WORK REQUIRED: Which lines below contain the word "terminal"? Pick them out and copy each one, matching case exactly.

Items from a data source
■ ■ ■ ■ ■

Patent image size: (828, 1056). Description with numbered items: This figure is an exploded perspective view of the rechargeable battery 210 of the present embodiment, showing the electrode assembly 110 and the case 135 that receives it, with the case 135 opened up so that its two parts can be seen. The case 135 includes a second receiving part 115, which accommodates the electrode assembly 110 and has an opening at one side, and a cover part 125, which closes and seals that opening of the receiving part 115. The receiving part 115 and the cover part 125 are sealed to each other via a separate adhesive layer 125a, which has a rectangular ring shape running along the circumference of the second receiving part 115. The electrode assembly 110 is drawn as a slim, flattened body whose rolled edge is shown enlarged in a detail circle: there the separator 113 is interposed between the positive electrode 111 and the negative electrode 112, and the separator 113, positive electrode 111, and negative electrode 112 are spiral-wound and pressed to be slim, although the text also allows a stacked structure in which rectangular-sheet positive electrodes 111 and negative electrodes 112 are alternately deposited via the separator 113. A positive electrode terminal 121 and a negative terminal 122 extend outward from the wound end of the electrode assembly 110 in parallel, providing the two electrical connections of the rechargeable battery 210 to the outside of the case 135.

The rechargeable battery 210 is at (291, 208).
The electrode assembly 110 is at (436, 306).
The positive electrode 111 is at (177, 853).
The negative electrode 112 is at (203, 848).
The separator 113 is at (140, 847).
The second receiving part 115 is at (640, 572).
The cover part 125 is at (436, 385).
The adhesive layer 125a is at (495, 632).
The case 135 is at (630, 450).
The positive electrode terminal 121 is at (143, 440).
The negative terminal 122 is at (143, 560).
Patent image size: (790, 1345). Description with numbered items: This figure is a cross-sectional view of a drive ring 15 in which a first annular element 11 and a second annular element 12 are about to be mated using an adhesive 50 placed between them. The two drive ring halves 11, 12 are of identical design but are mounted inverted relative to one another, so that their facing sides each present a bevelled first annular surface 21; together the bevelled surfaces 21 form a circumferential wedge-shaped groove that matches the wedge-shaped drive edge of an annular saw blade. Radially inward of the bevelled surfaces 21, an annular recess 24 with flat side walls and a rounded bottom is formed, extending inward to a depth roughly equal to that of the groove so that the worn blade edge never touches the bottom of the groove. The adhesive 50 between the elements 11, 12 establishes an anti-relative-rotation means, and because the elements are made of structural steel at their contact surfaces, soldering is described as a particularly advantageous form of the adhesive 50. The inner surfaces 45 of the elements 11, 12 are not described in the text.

■ ■ ■ ■ ■

TASK OUTPUT:
Patent image size: (828, 1056). Description with numbered items: This figure is an exploded perspective view of the rechargeable battery 210 of the present embodiment, showing the electrode assembly 110 and the case 135 that receives it, with the case 135 opened up so that its two parts can be seen. The case 135 includes a second receiving part 115, which accommodates the electrode assembly 110 and has an opening at one side, and a cover part 125, which closes and seals that opening of the receiving part 115. The receiving part 115 and the cover part 125 are sealed to each other via a separate adhesive layer 125a, which has a rectangular ring shape running along the circumference of the second receiving part 115. The electrode assembly 110 is drawn as a slim, flattened body whose rolled edge is shown enlarged in a detail circle: there the separator 113 is interposed between the positive electrode 111 and the negative electrode 112, and the separator 113, positive electrode 111, and negative electrode 112 are spiral-wound and pressed to be slim, although the text also allows a stacked structure in which rectangular-sheet positive electrodes 111 and negative electrodes 112 are alternately deposited via the separator 113. A positive electrode terminal 121 and a negative terminal 122 extend outward from the wound end of the electrode assembly 110 in parallel, providing the two electrical connections of the rechargeable battery 210 to the outside of the case 135.
The positive electrode terminal 121 is at (143, 440).
The negative terminal 122 is at (143, 560).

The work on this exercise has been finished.